■ **SUPPLIED DATA**
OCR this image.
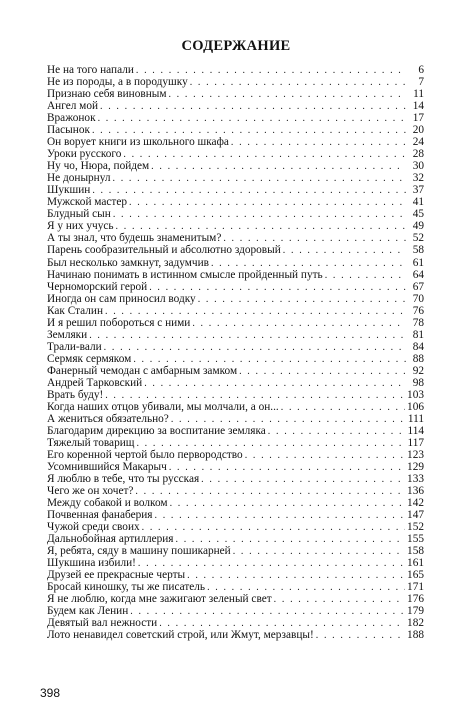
СОДЕРЖАНИЕ
Не на того напали . . .	6
Не из породы, а в породушку . . .	7
Признаю себя виновным . . .	11
Ангел мой . . .	14
Вражонок . . .	17
Пасынок . . .	20
Он ворует книги из школьного шкафа . . .	24
Уроки русского . . .	28
Ну чо, Нюра, пойдем . . .	30
Не донырнул . . .	32
Шукшин . . .	37
Мужской мастер . . .	41
Блудный сын . . .	45
Я у них учусь . . .	49
А ты знал, что будешь знаменитым? . . .	52
Парень сообразительный и абсолютно здоровый . . .	58
Был несколько замкнут, задумчив . . .	61
Начинаю понимать в истинном смысле пройденный путь . . .	64
Черноморский герой . . .	67
Иногда он сам приносил водку . . .	70
Как Сталин . . .	76
И я решил побороться с ними . . .	78
Земляки . . .	81
Трали-вали . . .	84
Сермяк сермяком . . .	88
Фанерный чемодан с амбарным замком . . .	92
Андрей Тарковский . . .	98
Врать буду! . . .	103
Когда наших отцов убивали, мы молчали, а он... . . .	106
А жениться обязательно? . . .	111
Благодарим дирекцию за воспитание земляка . . .	114
Тяжелый товарищ . . .	117
Его коренной чертой было первородство . . .	123
Усомнившийся Макарыч . . .	129
Я люблю в тебе, что ты русская . . .	133
Чего же он хочет? . . .	136
Между собакой и волком . . .	142
Почвенная фанаберия . . .	147
Чужой среди своих . . .	152
Дальнобойная артиллерия . . .	155
Я, ребята, сяду в машину пошикарней . . .	158
Шукшина избили! . . .	161
Друзей ее прекрасные черты . . .	165
Бросай киношку, ты же писатель . . .	171
Я не люблю, когда мне зажигают зеленый свет . . .	176
Будем как Ленин . . .	179
Девятый вал нежности . . .	182
Лото ненавидел советский строй, или Жмут, мерзавцы! . . .	188
398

■ **INSTRUCTIONS FOR THE TASK**
Retype each entry precisely. Skip images entirely.

■ **OUTPUT**
OCR this image.
СОДЕРЖАНИЕ
Не на того напали . . .	6
Не из породы, а в породушку . . .	7
Признаю себя виновным . . .	11
Ангел мой . . .	14
Вражонок . . .	17
Пасынок . . .	20
Он ворует книги из школьного шкафа . . .	24
Уроки русского . . .	28
Ну чо, Нюра, пойдем . . .	30
Не донырнул . . .	32
Шукшин . . .	37
Мужской мастер . . .	41
Блудный сын . . .	45
Я у них учусь . . .	49
А ты знал, что будешь знаменитым? . . .	52
Парень сообразительный и абсолютно здоровый . . .	58
Был несколько замкнут, задумчив . . .	61
Начинаю понимать в истинном смысле пройденный путь . . .	64
Черноморский герой . . .	67
Иногда он сам приносил водку . . .	70
Как Сталин . . .	76
И я решил побороться с ними . . .	78
Земляки . . .	81
Трали-вали . . .	84
Сермяк сермяком . . .	88
Фанерный чемодан с амбарным замком . . .	92
Андрей Тарковский . . .	98
Врать буду! . . .	103
Когда наших отцов убивали, мы молчали, а он... . . .	106
А жениться обязательно? . . .	111
Благодарим дирекцию за воспитание земляка . . .	114
Тяжелый товарищ . . .	117
Его коренной чертой было первородство . . .	123
Усомнившийся Макарыч . . .	129
Я люблю в тебе, что ты русская . . .	133
Чего же он хочет? . . .	136
Между собакой и волком . . .	142
Почвенная фанаберия . . .	147
Чужой среди своих . . .	152
Дальнобойная артиллерия . . .	155
Я, ребята, сяду в машину пошикарней . . .	158
Шукшина избили! . . .	161
Друзей ее прекрасные черты . . .	165
Бросай киношку, ты же писатель . . .	171
Я не люблю, когда мне зажигают зеленый свет . . .	176
Будем как Ленин . . .	179
Девятый вал нежности . . .	182
Лото ненавидел советский строй, или Жмут, мерзавцы! . . .	188
398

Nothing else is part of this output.